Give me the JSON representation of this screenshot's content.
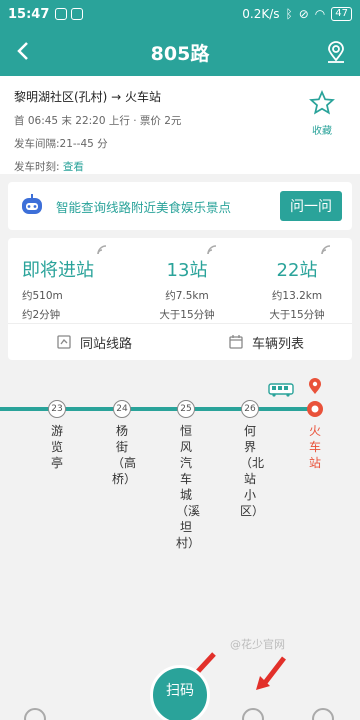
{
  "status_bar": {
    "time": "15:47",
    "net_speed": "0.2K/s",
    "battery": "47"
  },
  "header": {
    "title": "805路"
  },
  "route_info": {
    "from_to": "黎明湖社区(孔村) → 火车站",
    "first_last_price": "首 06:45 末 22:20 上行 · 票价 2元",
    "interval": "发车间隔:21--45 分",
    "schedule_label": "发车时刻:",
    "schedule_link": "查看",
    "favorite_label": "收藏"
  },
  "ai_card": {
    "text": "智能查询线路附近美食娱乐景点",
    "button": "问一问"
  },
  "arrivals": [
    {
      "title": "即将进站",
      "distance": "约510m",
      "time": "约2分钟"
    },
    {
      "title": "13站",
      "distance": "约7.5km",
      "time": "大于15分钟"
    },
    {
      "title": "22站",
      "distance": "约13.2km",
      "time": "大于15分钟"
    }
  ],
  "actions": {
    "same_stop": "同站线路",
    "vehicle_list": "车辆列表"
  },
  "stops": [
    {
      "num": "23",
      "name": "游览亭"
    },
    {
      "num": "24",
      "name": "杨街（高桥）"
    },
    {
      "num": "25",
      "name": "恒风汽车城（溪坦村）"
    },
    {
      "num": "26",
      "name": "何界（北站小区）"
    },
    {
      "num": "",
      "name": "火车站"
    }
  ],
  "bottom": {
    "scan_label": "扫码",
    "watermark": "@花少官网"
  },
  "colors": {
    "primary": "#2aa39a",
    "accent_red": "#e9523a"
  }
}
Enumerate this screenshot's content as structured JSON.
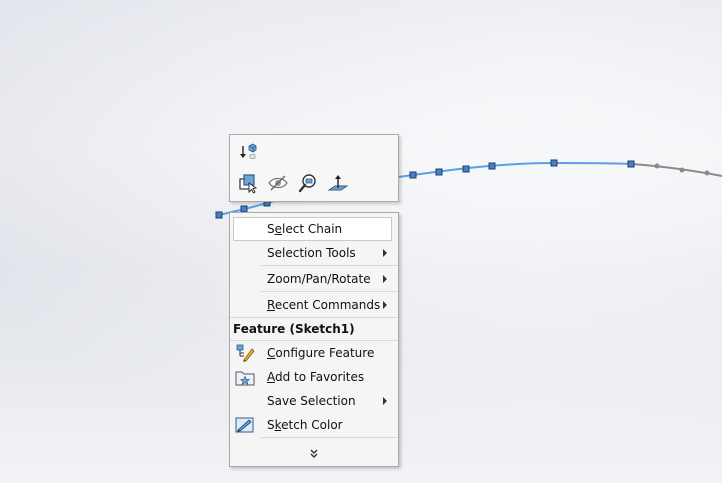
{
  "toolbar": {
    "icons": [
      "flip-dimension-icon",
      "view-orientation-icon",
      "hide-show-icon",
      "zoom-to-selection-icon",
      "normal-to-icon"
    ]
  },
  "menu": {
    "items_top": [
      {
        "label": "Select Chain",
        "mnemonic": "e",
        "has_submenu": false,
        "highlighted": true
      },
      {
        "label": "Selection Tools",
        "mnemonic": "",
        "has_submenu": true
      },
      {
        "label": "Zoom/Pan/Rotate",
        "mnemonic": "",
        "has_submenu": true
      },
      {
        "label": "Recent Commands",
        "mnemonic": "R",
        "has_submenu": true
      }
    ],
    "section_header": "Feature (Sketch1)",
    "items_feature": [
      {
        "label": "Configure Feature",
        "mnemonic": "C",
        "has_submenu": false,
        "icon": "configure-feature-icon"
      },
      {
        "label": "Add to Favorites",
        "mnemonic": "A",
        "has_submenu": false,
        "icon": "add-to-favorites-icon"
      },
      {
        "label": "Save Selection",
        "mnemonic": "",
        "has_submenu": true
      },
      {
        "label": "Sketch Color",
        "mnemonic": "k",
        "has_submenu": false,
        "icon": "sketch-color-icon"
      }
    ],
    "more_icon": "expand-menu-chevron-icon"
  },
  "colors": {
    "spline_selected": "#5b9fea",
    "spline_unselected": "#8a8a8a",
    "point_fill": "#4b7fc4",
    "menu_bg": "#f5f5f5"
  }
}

* [PROMPT]
Output the span from the line with "Enumerate this screenshot's" through the last line of the data, inclusive and exact, and omit every picture.

* [EXERCISE ANSWER]
Enumerate this screenshot's content as structured JSON.
{
  "toolbar": {
    "icons": [
      "flip-dimension-icon",
      "view-orientation-icon",
      "hide-show-icon",
      "zoom-to-selection-icon",
      "normal-to-icon"
    ]
  },
  "menu": {
    "items_top": [
      {
        "label": "Select Chain",
        "mnemonic": "e",
        "has_submenu": false,
        "highlighted": true
      },
      {
        "label": "Selection Tools",
        "mnemonic": "",
        "has_submenu": true
      },
      {
        "label": "Zoom/Pan/Rotate",
        "mnemonic": "",
        "has_submenu": true
      },
      {
        "label": "Recent Commands",
        "mnemonic": "R",
        "has_submenu": true
      }
    ],
    "section_header": "Feature (Sketch1)",
    "items_feature": [
      {
        "label": "Configure Feature",
        "mnemonic": "C",
        "has_submenu": false,
        "icon": "configure-feature-icon"
      },
      {
        "label": "Add to Favorites",
        "mnemonic": "A",
        "has_submenu": false,
        "icon": "add-to-favorites-icon"
      },
      {
        "label": "Save Selection",
        "mnemonic": "",
        "has_submenu": true
      },
      {
        "label": "Sketch Color",
        "mnemonic": "k",
        "has_submenu": false,
        "icon": "sketch-color-icon"
      }
    ],
    "more_icon": "expand-menu-chevron-icon"
  },
  "colors": {
    "spline_selected": "#5b9fea",
    "spline_unselected": "#8a8a8a",
    "point_fill": "#4b7fc4",
    "menu_bg": "#f5f5f5"
  }
}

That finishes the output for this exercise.